STORED RECORDS
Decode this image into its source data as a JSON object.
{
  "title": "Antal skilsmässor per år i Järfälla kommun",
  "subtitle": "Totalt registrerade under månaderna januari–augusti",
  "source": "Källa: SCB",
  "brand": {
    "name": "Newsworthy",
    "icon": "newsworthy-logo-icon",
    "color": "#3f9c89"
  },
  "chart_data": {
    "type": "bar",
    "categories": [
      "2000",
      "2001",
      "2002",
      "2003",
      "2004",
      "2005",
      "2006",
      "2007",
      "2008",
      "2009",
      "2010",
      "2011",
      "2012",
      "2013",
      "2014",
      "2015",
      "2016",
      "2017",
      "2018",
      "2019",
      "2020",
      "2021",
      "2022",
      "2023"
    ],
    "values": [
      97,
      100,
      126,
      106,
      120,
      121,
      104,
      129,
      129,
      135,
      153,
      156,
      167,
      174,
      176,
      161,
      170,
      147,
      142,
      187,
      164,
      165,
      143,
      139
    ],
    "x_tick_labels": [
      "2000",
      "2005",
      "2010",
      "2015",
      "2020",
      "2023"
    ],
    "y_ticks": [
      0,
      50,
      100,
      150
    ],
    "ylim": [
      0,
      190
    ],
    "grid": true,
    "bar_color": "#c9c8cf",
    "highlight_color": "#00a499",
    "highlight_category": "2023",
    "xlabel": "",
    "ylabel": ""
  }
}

* * *

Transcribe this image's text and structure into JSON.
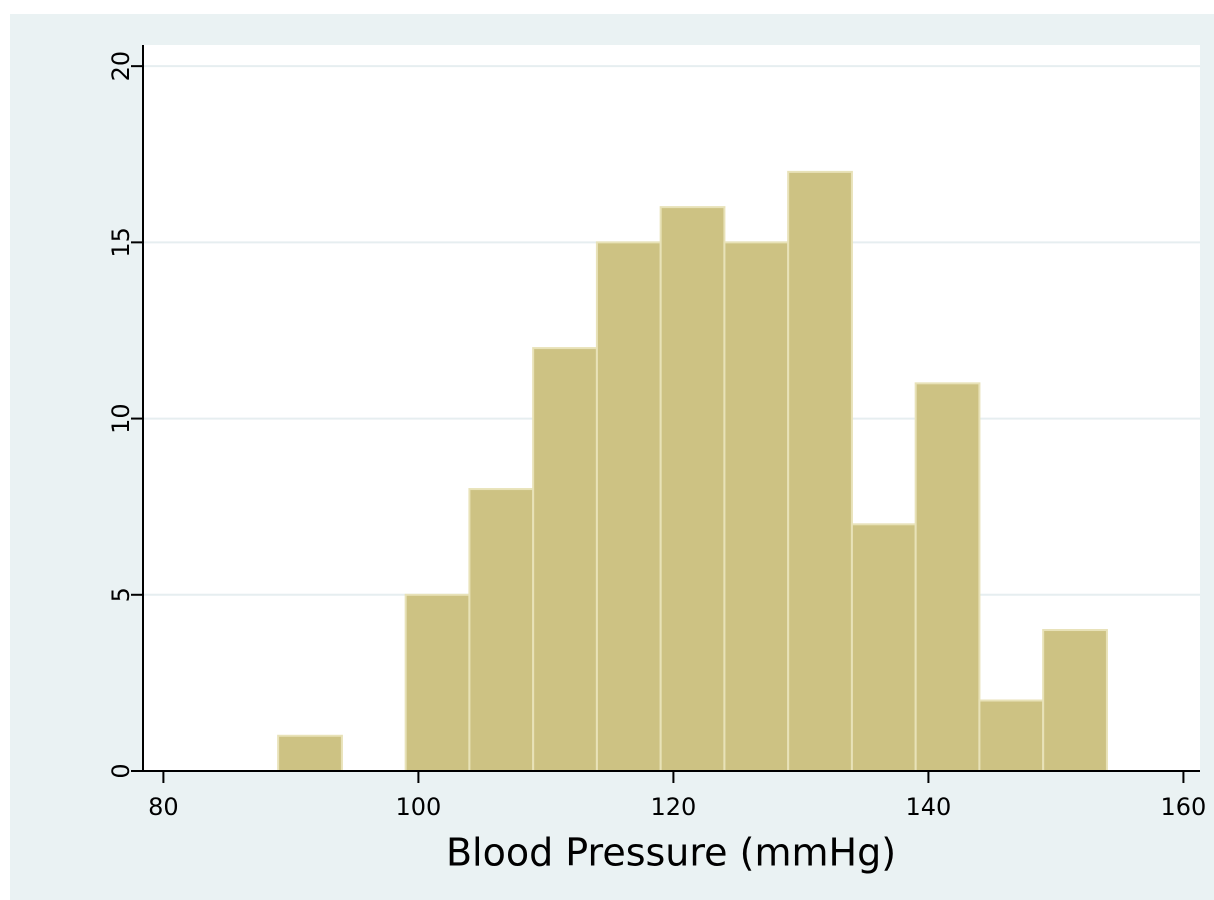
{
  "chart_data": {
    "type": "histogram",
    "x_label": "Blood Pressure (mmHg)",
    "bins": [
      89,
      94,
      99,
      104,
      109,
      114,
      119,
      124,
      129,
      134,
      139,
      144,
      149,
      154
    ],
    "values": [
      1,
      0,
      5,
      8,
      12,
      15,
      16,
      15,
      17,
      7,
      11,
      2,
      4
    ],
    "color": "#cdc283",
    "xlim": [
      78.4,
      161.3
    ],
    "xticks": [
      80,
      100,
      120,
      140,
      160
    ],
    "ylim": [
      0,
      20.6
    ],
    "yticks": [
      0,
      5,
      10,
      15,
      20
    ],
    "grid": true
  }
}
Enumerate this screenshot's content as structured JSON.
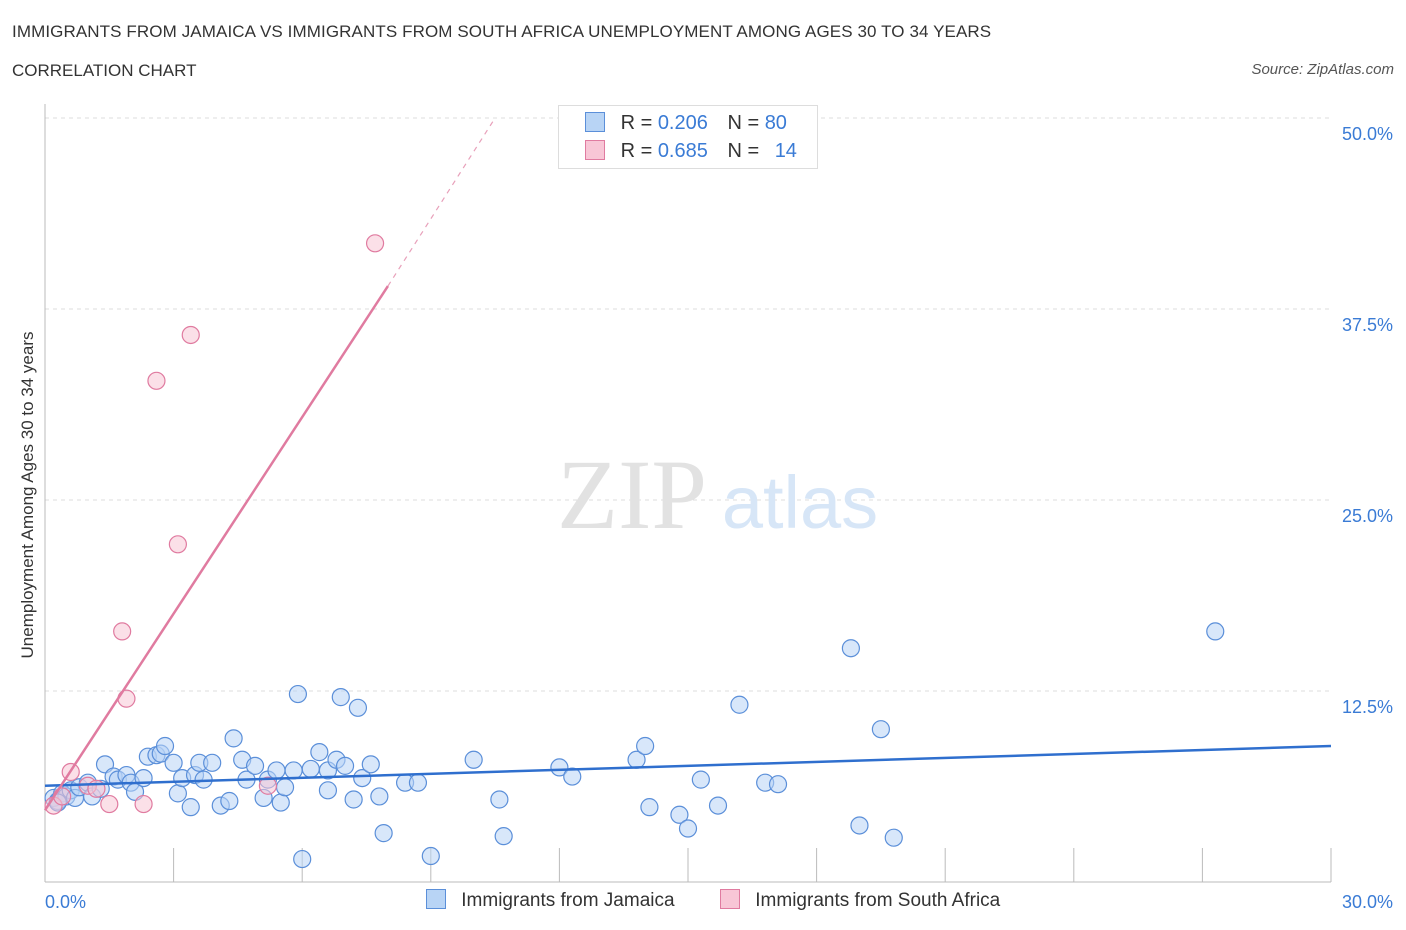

GOAL
The first line to give again is the one with "Transcribe this image's", and the last is the one with "Enumerate this screenshot's". Repeat them and everything between exactly, minus the pictures.

WRITTEN SOLUTION
Transcribe this image's text and structure into JSON.
{
  "chart_data": {
    "type": "histogram",
    "x_label": "Blood Pressure (mmHg)",
    "bins": [
      89,
      94,
      99,
      104,
      109,
      114,
      119,
      124,
      129,
      134,
      139,
      144,
      149,
      154
    ],
    "values": [
      1,
      0,
      5,
      8,
      12,
      15,
      16,
      15,
      17,
      7,
      11,
      2,
      4
    ],
    "color": "#cdc283",
    "xlim": [
      78.4,
      161.3
    ],
    "xticks": [
      80,
      100,
      120,
      140,
      160
    ],
    "ylim": [
      0,
      20.6
    ],
    "yticks": [
      0,
      5,
      10,
      15,
      20
    ],
    "grid": true
  }
}
Enumerate this screenshot's content as structured JSON.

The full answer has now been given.